• **Direction**: Reproduce the listing exactly, with no pictures in your copy.

• **Data entries**:

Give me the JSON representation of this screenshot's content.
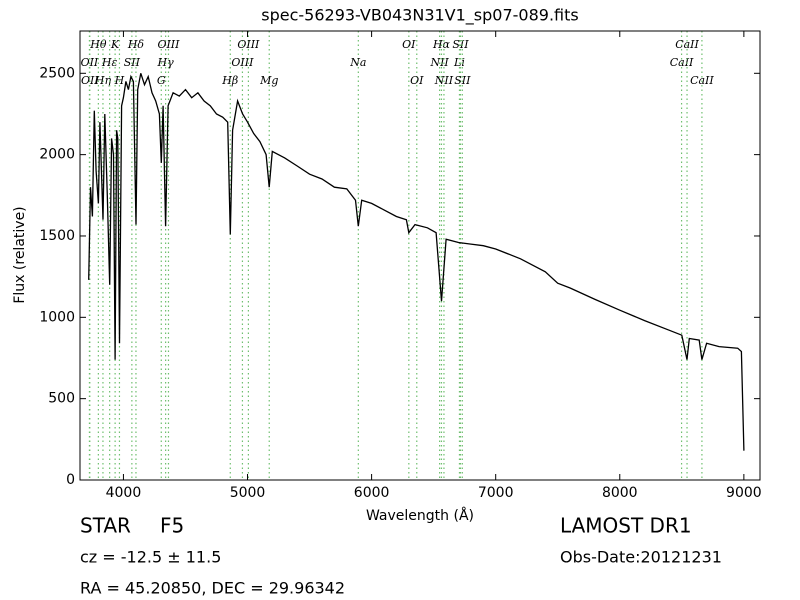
{
  "chart_data": {
    "type": "line",
    "title": "spec-56293-VB043N31V1_sp07-089.fits",
    "xlabel": "Wavelength (Å)",
    "ylabel": "Flux (relative)",
    "color": "#000000",
    "line_color": "#6fbf6f",
    "x": [
      3720,
      3735,
      3750,
      3765,
      3780,
      3798,
      3810,
      3835,
      3850,
      3870,
      3889,
      3905,
      3920,
      3933,
      3945,
      3955,
      3968,
      3985,
      4000,
      4020,
      4040,
      4060,
      4080,
      4101,
      4115,
      4140,
      4170,
      4200,
      4230,
      4260,
      4290,
      4305,
      4320,
      4340,
      4360,
      4400,
      4450,
      4500,
      4550,
      4600,
      4650,
      4700,
      4750,
      4800,
      4840,
      4861,
      4880,
      4920,
      4960,
      5000,
      5050,
      5100,
      5150,
      5175,
      5200,
      5300,
      5400,
      5500,
      5600,
      5700,
      5800,
      5870,
      5893,
      5920,
      6000,
      6100,
      6200,
      6280,
      6300,
      6350,
      6450,
      6520,
      6563,
      6600,
      6700,
      6800,
      6900,
      7000,
      7200,
      7400,
      7500,
      7600,
      7800,
      8000,
      8200,
      8400,
      8500,
      8542,
      8560,
      8640,
      8662,
      8700,
      8800,
      8950,
      8980,
      9000
    ],
    "values": [
      1230,
      1800,
      1620,
      2270,
      1900,
      1700,
      2200,
      1600,
      2250,
      1750,
      1200,
      2100,
      2000,
      740,
      2150,
      2100,
      840,
      2300,
      2350,
      2450,
      2400,
      2480,
      2450,
      1570,
      2400,
      2500,
      2430,
      2480,
      2380,
      2330,
      2250,
      1950,
      2300,
      1560,
      2300,
      2380,
      2360,
      2400,
      2350,
      2380,
      2330,
      2300,
      2250,
      2230,
      2200,
      1510,
      2150,
      2330,
      2250,
      2200,
      2130,
      2080,
      2000,
      1800,
      2020,
      1980,
      1930,
      1880,
      1850,
      1800,
      1790,
      1720,
      1560,
      1720,
      1700,
      1660,
      1620,
      1600,
      1520,
      1570,
      1550,
      1520,
      1100,
      1480,
      1460,
      1450,
      1440,
      1420,
      1360,
      1280,
      1210,
      1180,
      1110,
      1044,
      980,
      920,
      890,
      740,
      870,
      860,
      740,
      840,
      820,
      810,
      790,
      180
    ],
    "xlim": [
      3650,
      9130
    ],
    "ylim": [
      0,
      2760
    ],
    "xticks": [
      4000,
      5000,
      6000,
      7000,
      8000,
      9000
    ],
    "yticks": [
      0,
      500,
      1000,
      1500,
      2000,
      2500
    ],
    "lines": [
      {
        "wavelength": 3726,
        "label": "OII"
      },
      {
        "wavelength": 3729,
        "label": "OII"
      },
      {
        "wavelength": 3798,
        "label": "Hθ"
      },
      {
        "wavelength": 3835,
        "label": "Hη"
      },
      {
        "wavelength": 3889,
        "label": "Hε"
      },
      {
        "wavelength": 3933,
        "label": "K"
      },
      {
        "wavelength": 3968,
        "label": "H"
      },
      {
        "wavelength": 4068,
        "label": "SII"
      },
      {
        "wavelength": 4101,
        "label": "Hδ"
      },
      {
        "wavelength": 4305,
        "label": "G"
      },
      {
        "wavelength": 4340,
        "label": "Hγ"
      },
      {
        "wavelength": 4363,
        "label": "OIII"
      },
      {
        "wavelength": 4861,
        "label": "Hβ"
      },
      {
        "wavelength": 4959,
        "label": "OIII"
      },
      {
        "wavelength": 5007,
        "label": "OIII"
      },
      {
        "wavelength": 5175,
        "label": "Mg"
      },
      {
        "wavelength": 5893,
        "label": "Na"
      },
      {
        "wavelength": 6300,
        "label": "OI"
      },
      {
        "wavelength": 6364,
        "label": "OI"
      },
      {
        "wavelength": 6548,
        "label": "NII"
      },
      {
        "wavelength": 6563,
        "label": "Hα"
      },
      {
        "wavelength": 6583,
        "label": "NII"
      },
      {
        "wavelength": 6708,
        "label": "Li"
      },
      {
        "wavelength": 6716,
        "label": "SII"
      },
      {
        "wavelength": 6731,
        "label": "SII"
      },
      {
        "wavelength": 8498,
        "label": "CaII"
      },
      {
        "wavelength": 8542,
        "label": "CaII"
      },
      {
        "wavelength": 8662,
        "label": "CaII"
      }
    ],
    "annotations": {
      "object": "STAR",
      "subclass": "F5",
      "cz": "cz = -12.5 ± 11.5",
      "coords": "RA = 45.20850, DEC = 29.96342",
      "survey": "LAMOST DR1",
      "date": "Obs-Date:20121231"
    }
  }
}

• **Result for this exercise**:
Give me the JSON representation of this screenshot's content.
{
  "chart_data": {
    "type": "line",
    "title": "spec-56293-VB043N31V1_sp07-089.fits",
    "xlabel": "Wavelength (Å)",
    "ylabel": "Flux (relative)",
    "color": "#000000",
    "line_color": "#6fbf6f",
    "x": [
      3720,
      3735,
      3750,
      3765,
      3780,
      3798,
      3810,
      3835,
      3850,
      3870,
      3889,
      3905,
      3920,
      3933,
      3945,
      3955,
      3968,
      3985,
      4000,
      4020,
      4040,
      4060,
      4080,
      4101,
      4115,
      4140,
      4170,
      4200,
      4230,
      4260,
      4290,
      4305,
      4320,
      4340,
      4360,
      4400,
      4450,
      4500,
      4550,
      4600,
      4650,
      4700,
      4750,
      4800,
      4840,
      4861,
      4880,
      4920,
      4960,
      5000,
      5050,
      5100,
      5150,
      5175,
      5200,
      5300,
      5400,
      5500,
      5600,
      5700,
      5800,
      5870,
      5893,
      5920,
      6000,
      6100,
      6200,
      6280,
      6300,
      6350,
      6450,
      6520,
      6563,
      6600,
      6700,
      6800,
      6900,
      7000,
      7200,
      7400,
      7500,
      7600,
      7800,
      8000,
      8200,
      8400,
      8500,
      8542,
      8560,
      8640,
      8662,
      8700,
      8800,
      8950,
      8980,
      9000
    ],
    "values": [
      1230,
      1800,
      1620,
      2270,
      1900,
      1700,
      2200,
      1600,
      2250,
      1750,
      1200,
      2100,
      2000,
      740,
      2150,
      2100,
      840,
      2300,
      2350,
      2450,
      2400,
      2480,
      2450,
      1570,
      2400,
      2500,
      2430,
      2480,
      2380,
      2330,
      2250,
      1950,
      2300,
      1560,
      2300,
      2380,
      2360,
      2400,
      2350,
      2380,
      2330,
      2300,
      2250,
      2230,
      2200,
      1510,
      2150,
      2330,
      2250,
      2200,
      2130,
      2080,
      2000,
      1800,
      2020,
      1980,
      1930,
      1880,
      1850,
      1800,
      1790,
      1720,
      1560,
      1720,
      1700,
      1660,
      1620,
      1600,
      1520,
      1570,
      1550,
      1520,
      1100,
      1480,
      1460,
      1450,
      1440,
      1420,
      1360,
      1280,
      1210,
      1180,
      1110,
      1044,
      980,
      920,
      890,
      740,
      870,
      860,
      740,
      840,
      820,
      810,
      790,
      180
    ],
    "xlim": [
      3650,
      9130
    ],
    "ylim": [
      0,
      2760
    ],
    "xticks": [
      4000,
      5000,
      6000,
      7000,
      8000,
      9000
    ],
    "yticks": [
      0,
      500,
      1000,
      1500,
      2000,
      2500
    ],
    "lines": [
      {
        "wavelength": 3726,
        "label": "OII"
      },
      {
        "wavelength": 3729,
        "label": "OII"
      },
      {
        "wavelength": 3798,
        "label": "Hθ"
      },
      {
        "wavelength": 3835,
        "label": "Hη"
      },
      {
        "wavelength": 3889,
        "label": "Hε"
      },
      {
        "wavelength": 3933,
        "label": "K"
      },
      {
        "wavelength": 3968,
        "label": "H"
      },
      {
        "wavelength": 4068,
        "label": "SII"
      },
      {
        "wavelength": 4101,
        "label": "Hδ"
      },
      {
        "wavelength": 4305,
        "label": "G"
      },
      {
        "wavelength": 4340,
        "label": "Hγ"
      },
      {
        "wavelength": 4363,
        "label": "OIII"
      },
      {
        "wavelength": 4861,
        "label": "Hβ"
      },
      {
        "wavelength": 4959,
        "label": "OIII"
      },
      {
        "wavelength": 5007,
        "label": "OIII"
      },
      {
        "wavelength": 5175,
        "label": "Mg"
      },
      {
        "wavelength": 5893,
        "label": "Na"
      },
      {
        "wavelength": 6300,
        "label": "OI"
      },
      {
        "wavelength": 6364,
        "label": "OI"
      },
      {
        "wavelength": 6548,
        "label": "NII"
      },
      {
        "wavelength": 6563,
        "label": "Hα"
      },
      {
        "wavelength": 6583,
        "label": "NII"
      },
      {
        "wavelength": 6708,
        "label": "Li"
      },
      {
        "wavelength": 6716,
        "label": "SII"
      },
      {
        "wavelength": 6731,
        "label": "SII"
      },
      {
        "wavelength": 8498,
        "label": "CaII"
      },
      {
        "wavelength": 8542,
        "label": "CaII"
      },
      {
        "wavelength": 8662,
        "label": "CaII"
      }
    ],
    "annotations": {
      "object": "STAR",
      "subclass": "F5",
      "cz": "cz = -12.5 ± 11.5",
      "coords": "RA = 45.20850, DEC = 29.96342",
      "survey": "LAMOST DR1",
      "date": "Obs-Date:20121231"
    }
  }
}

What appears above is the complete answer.